**STATED PROBLEM**.
In the data, extract each line that holds the string "环境空气".

(Excerpt from a dataset)
------------

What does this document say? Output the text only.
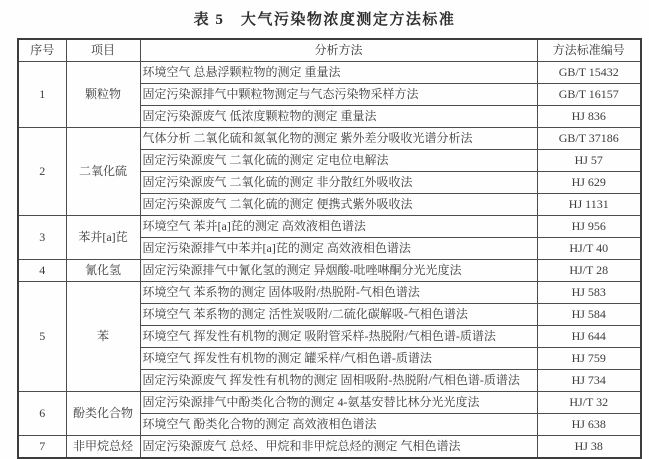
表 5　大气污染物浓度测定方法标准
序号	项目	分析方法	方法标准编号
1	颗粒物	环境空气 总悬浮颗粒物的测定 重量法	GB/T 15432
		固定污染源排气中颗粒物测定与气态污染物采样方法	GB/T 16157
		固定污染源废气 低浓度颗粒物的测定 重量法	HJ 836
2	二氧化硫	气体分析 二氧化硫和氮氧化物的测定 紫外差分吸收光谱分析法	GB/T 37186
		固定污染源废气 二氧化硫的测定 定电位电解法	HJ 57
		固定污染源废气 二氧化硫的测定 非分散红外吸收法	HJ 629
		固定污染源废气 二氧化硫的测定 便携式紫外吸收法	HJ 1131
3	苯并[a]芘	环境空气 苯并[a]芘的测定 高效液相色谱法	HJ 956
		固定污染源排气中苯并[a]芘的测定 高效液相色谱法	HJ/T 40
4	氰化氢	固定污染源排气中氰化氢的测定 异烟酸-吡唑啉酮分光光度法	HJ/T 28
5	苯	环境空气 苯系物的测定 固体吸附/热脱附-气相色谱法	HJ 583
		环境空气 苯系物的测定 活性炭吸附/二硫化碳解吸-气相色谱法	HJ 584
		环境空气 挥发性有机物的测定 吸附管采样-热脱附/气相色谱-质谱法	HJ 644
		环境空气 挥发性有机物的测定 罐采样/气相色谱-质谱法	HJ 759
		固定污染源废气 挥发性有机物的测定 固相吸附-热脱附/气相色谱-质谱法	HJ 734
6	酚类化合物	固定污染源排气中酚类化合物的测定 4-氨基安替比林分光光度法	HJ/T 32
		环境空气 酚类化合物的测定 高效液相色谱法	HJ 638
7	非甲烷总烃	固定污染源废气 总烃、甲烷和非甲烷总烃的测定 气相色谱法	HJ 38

------------

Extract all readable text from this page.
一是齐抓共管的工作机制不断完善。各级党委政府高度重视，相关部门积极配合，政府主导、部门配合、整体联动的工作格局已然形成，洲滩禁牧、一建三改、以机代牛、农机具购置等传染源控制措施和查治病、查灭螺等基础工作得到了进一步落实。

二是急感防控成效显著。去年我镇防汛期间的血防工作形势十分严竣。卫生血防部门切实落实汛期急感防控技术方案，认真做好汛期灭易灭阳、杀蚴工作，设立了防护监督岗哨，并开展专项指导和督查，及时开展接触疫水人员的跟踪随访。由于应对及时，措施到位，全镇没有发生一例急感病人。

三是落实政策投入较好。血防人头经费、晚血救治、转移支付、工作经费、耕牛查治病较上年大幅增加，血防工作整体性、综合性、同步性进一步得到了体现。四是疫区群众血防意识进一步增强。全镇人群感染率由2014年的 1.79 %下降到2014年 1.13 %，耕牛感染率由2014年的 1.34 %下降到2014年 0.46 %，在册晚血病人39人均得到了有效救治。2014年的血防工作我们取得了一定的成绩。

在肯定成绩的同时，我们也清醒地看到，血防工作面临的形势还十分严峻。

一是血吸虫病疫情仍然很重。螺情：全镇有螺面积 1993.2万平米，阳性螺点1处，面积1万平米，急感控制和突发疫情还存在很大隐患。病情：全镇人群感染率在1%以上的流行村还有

------------

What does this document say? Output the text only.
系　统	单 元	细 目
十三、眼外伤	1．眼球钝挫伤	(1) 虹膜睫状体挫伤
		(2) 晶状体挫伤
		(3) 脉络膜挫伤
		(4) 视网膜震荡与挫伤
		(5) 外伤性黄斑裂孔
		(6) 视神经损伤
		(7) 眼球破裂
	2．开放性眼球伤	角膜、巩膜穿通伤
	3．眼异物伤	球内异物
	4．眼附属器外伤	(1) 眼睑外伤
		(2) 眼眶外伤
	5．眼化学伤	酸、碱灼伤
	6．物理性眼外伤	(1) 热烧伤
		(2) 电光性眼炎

------------

**EXPECTED ANSWER**.
1	颗粒物	环境空气 总悬浮颗粒物的测定 重量法	GB/T 15432
3	苯并[a]芘	环境空气 苯并[a]芘的测定 高效液相色谱法	HJ 956
5	苯	环境空气 苯系物的测定 固体吸附/热脱附-气相色谱法	HJ 583
		环境空气 苯系物的测定 活性炭吸附/二硫化碳解吸-气相色谱法	HJ 584
		环境空气 挥发性有机物的测定 吸附管采样-热脱附/气相色谱-质谱法	HJ 644
		环境空气 挥发性有机物的测定 罐采样/气相色谱-质谱法	HJ 759
		环境空气 酚类化合物的测定 高效液相色谱法	HJ 638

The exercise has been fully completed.